EXERCISE REQUIREMENTS => Read through the data and report every line in which the word "управленческой" occurs.

[Extracted records]
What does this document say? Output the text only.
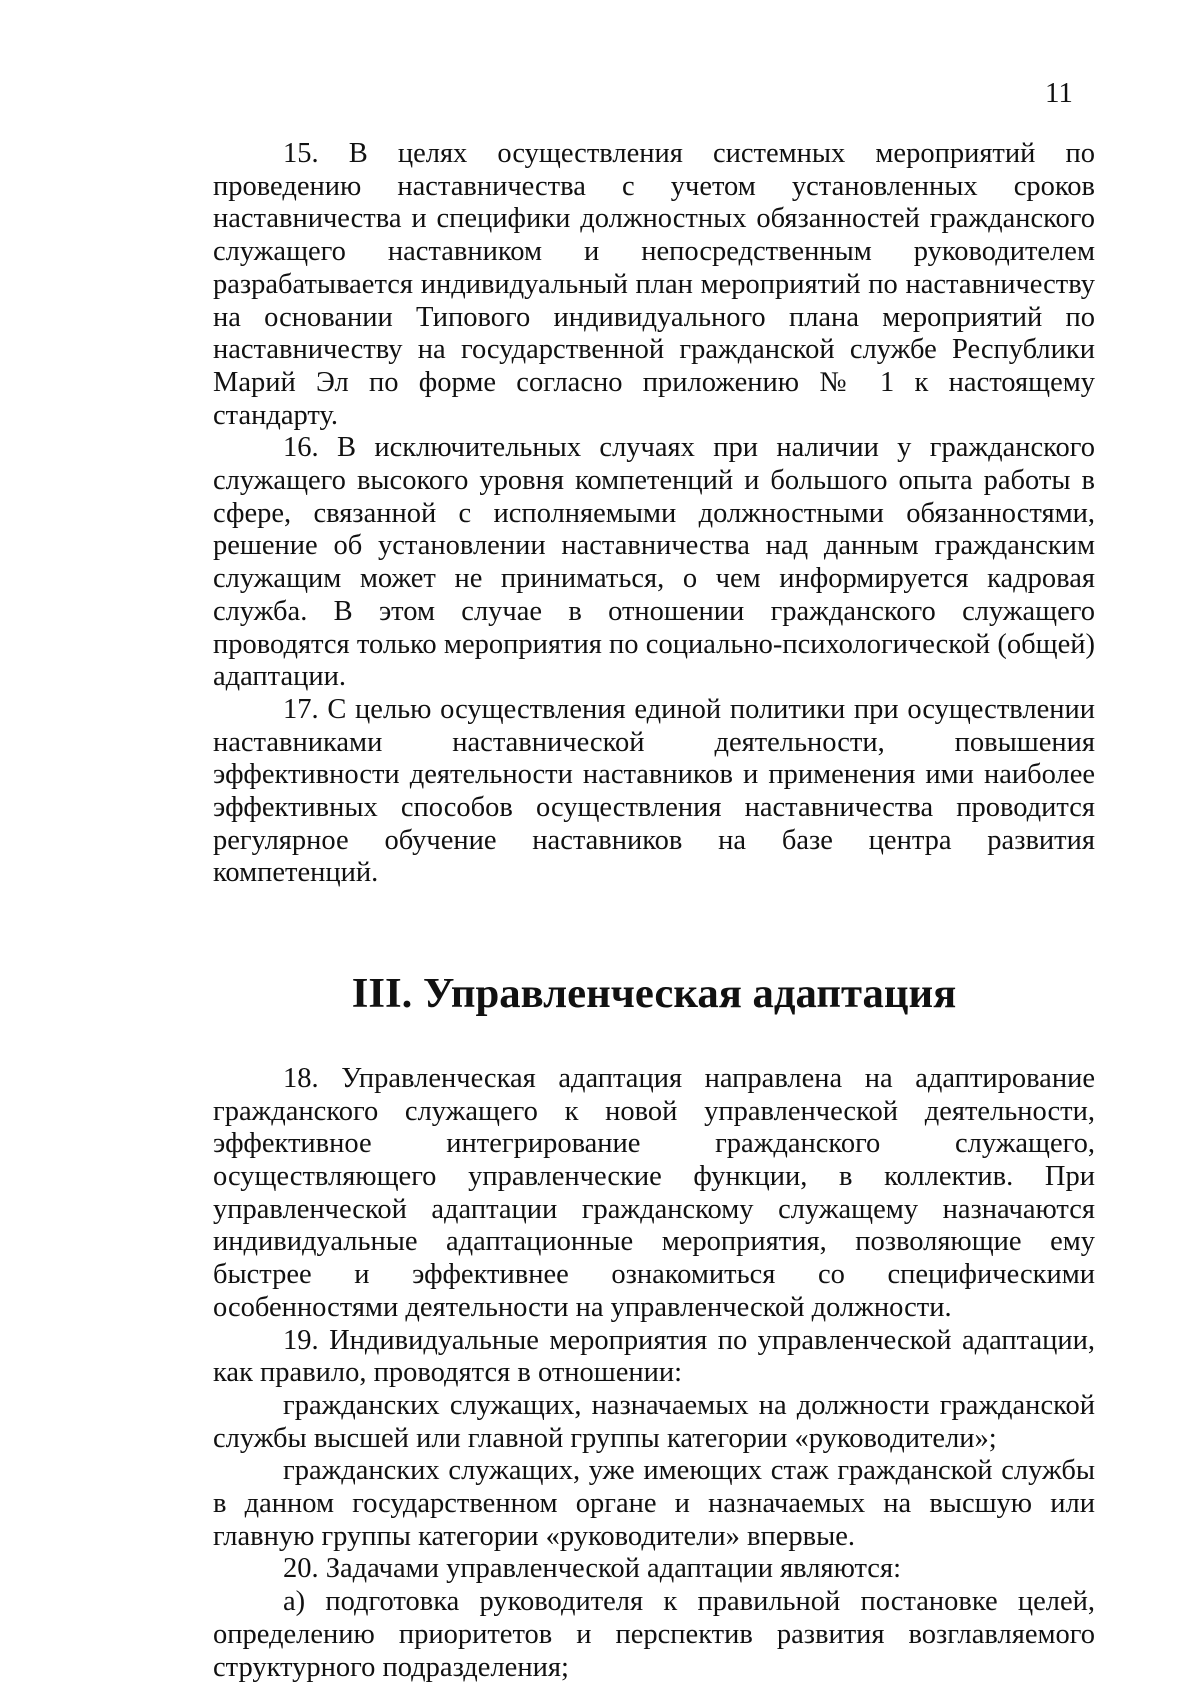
11

15. В целях осуществления системных мероприятий по проведению наставничества с учетом установленных сроков наставничества и специфики должностных обязанностей гражданского служащего наставником и непосредственным руководителем разрабатывается индивидуальный план мероприятий по наставничеству на основании Типового индивидуального плана мероприятий по наставничеству на государственной гражданской службе Республики Марий Эл по форме согласно приложению № 1 к настоящему стандарту.

16. В исключительных случаях при наличии у гражданского служащего высокого уровня компетенций и большого опыта работы в сфере, связанной с исполняемыми должностными обязанностями, решение об установлении наставничества над данным гражданским служащим может не приниматься, о чем информируется кадровая служба. В этом случае в отношении гражданского служащего проводятся только мероприятия по социально-психологической (общей) адаптации.

17. С целью осуществления единой политики при осуществлении наставниками наставнической деятельности, повышения эффективности деятельности наставников и применения ими наиболее эффективных способов осуществления наставничества проводится регулярное обучение наставников на базе центра развития компетенций.

III. Управленческая адаптация

18. Управленческая адаптация направлена на адаптирование гражданского служащего к новой управленческой деятельности, эффективное интегрирование гражданского служащего, осуществляющего управленческие функции, в коллектив. При управленческой адаптации гражданскому служащему назначаются индивидуальные адаптационные мероприятия, позволяющие ему быстрее и эффективнее ознакомиться со специфическими особенностями деятельности на управленческой должности.

19. Индивидуальные мероприятия по управленческой адаптации, как правило, проводятся в отношении:

гражданских служащих, назначаемых на должности гражданской службы высшей или главной группы категории «руководители»;

гражданских служащих, уже имеющих стаж гражданской службы в данном государственном органе и назначаемых на высшую или главную группы категории «руководители» впервые.

20. Задачами управленческой адаптации являются:

а) подготовка руководителя к правильной постановке целей, определению приоритетов и перспектив развития возглавляемого структурного подразделения;
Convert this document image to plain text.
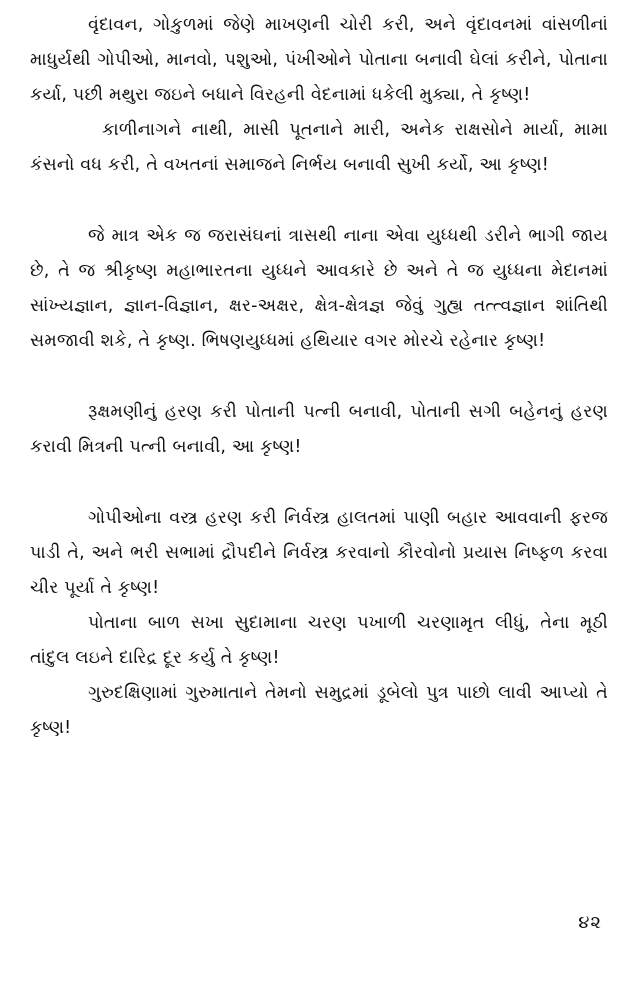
વૃંદાવન, ગોકુળમાં જેણે માખણની ચોરી કરી, અને વૃંદાવનમાં વાંસળીનાં માધુર્યથી ગોપીઓ, માનવો, પશુઓ, પંખીઓને પોતાના બનાવી ઘેલાં કરીને, પોતાના કર્યા, પછી મથુરા જઇને બધાને વિરહની વેદનામાં ધકેલી મુક્યા, તે કૃષ્ણ!

કાળીનાગને નાથી, માસી પૂતનાને મારી, અનેક રાક્ષસોને માર્યા, મામા કંસનો વધ કરી, તે વખતનાં સમાજને નિર્ભય બનાવી સુખી કર્યો, આ કૃષ્ણ!

જે માત્ર એક જ જરાસંઘનાં ત્રાસથી નાના એવા યુધ્ધથી ડરીને ભાગી જાય છે, તે જ શ્રીકૃષ્ણ મહાભારતના યુધ્ધને આવકારે છે અને તે જ યુધ્ધના મેદાનમાં સાંખ્યજ્ઞાન, જ્ઞાન-વિજ્ઞાન, ક્ષર-અક્ષર, ક્ષેત્ર-ક્ષેત્રજ્ઞ જેવું ગુહ્ય તત્ત્વજ્ઞાન શાંતિથી સમજાવી શકે, તે કૃષ્ણ. ભિષણયુધ્ધમાં હથિયાર વગર મોરચે રહેનાર કૃષ્ણ!

રૂક્ષમણીનું હરણ કરી પોતાની પત્ની બનાવી, પોતાની સગી બહેનનું હરણ કરાવી મિત્રની પત્ની બનાવી, આ કૃષ્ણ!

ગોપીઓના વસ્ત્ર હરણ કરી નિર્વસ્ત્ર હાલતમાં પાણી બહાર આવવાની ફરજ પાડી તે, અને ભરી સભામાં દ્રૌપદીને નિર્વસ્ત્ર કરવાનો કૌરવોનો પ્રયાસ નિષ્ફળ કરવા ચીર પૂર્યા તે કૃષ્ણ!

પોતાના બાળ સખા સુદામાના ચરણ પખાળી ચરણામૃત લીધું, તેના મૂઠી તાંદુલ લઇને દારિદ્ર દૂર કર્યુ તે કૃષ્ણ!

ગુરુદક્ષિણામાં ગુરુમાતાને તેમનો સમુદ્રમાં ડૂબેલો પુત્ર પાછો લાવી આપ્યો તે કૃષ્ણ!

૪૨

TASK OUTPUT =>
18. Управленческая адаптация направлена на адаптирование гражданского служащего к новой управленческой деятельности, эффективное интегрирование гражданского служащего, осуществляющего управленческие функции, в коллектив. При управленческой адаптации гражданскому служащему назначаются индивидуальные адаптационные мероприятия, позволяющие ему быстрее и эффективнее ознакомиться со специфическими особенностями деятельности на управленческой должности.
19. Индивидуальные мероприятия по управленческой адаптации, как правило, проводятся в отношении:
20. Задачами управленческой адаптации являются:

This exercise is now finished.